Da lunedì 16 la città ha ripreso il respiro del futuro - l'autunno, la vita attiva, i progetti, il brulichio.
Io invece vado in vacanza proprio domani: verso una Sardegna che conosco poco, con la gemma del Museo Nivola da visitare a Orani, in provincia di Nuoro.
Scoprii Costantino Nivola quando lavoravo alla Libri Scheiwiller, per la quale era uscito anni addietro un suo piccolo volume autobiografico, Memorie di Orani. Nel bazar di libri d'arte che era il bell'appartamento dove la Scheiwiller aveva sede allora - dalle parti di corso Italia - si conservava anche un catalogo delle opere. Mi innamorai di lui, delle cose che faceva, dei talami nuziali in terracotta e delle grandi opere stilizzate in bronzo o travertino. Mi innamorai delle sue parole, della freschezza delle riflessioni che faceva sull'arte e sulla vita.
Bisogna muoversi, e godersi dovunque lo spettacolo abbastanza grandioso di molte cose, magari di tutto. E, perché no! Brindare alle fallibilità e improbabilità, pagare omaggio alle irrealizzate potenzialità dei nostri talenti.

- _Raccolta di voci_:

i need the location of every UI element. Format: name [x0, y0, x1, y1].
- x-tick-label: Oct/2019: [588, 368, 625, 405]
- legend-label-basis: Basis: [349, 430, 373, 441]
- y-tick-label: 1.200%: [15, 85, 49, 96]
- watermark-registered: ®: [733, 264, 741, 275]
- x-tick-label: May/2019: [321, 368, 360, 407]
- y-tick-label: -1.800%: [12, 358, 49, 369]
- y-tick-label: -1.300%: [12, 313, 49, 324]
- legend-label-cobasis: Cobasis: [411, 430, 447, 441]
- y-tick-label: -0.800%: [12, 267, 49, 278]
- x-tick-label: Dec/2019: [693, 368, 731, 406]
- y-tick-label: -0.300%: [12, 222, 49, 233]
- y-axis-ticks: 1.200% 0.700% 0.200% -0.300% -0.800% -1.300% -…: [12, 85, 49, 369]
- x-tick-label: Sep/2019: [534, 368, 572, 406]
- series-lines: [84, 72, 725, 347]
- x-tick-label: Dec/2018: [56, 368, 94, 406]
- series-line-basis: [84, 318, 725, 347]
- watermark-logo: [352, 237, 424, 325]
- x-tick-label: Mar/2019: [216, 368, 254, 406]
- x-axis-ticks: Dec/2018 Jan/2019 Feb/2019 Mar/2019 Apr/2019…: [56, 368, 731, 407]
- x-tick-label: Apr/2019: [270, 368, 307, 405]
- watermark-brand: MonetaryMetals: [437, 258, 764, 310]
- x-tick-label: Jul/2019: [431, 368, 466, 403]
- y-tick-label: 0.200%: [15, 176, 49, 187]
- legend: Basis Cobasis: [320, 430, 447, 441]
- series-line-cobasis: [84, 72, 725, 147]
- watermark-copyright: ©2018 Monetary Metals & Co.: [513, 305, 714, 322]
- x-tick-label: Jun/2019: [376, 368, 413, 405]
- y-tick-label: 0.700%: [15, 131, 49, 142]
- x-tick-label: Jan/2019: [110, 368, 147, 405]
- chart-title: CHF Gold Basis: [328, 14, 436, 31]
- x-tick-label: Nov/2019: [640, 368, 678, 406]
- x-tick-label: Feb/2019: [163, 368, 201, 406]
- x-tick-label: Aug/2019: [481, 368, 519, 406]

- _Consegna_: Puoi ripetere alla lettera la parte del brano compresa tra "Da lunedì 16" e "provincia di Nuoro.", estremi inclusi? Le voci costituiscono materiale a sé, indipendente dal brano.

- _Risposta_:
Da lunedì 16 la città ha ripreso il respiro del futuro - l'autunno, la vita attiva, i progetti, il brulichio.
Io invece vado in vacanza proprio domani: verso una Sardegna che conosco poco, con la gemma del Museo Nivola da visitare a Orani, in provincia di Nuoro.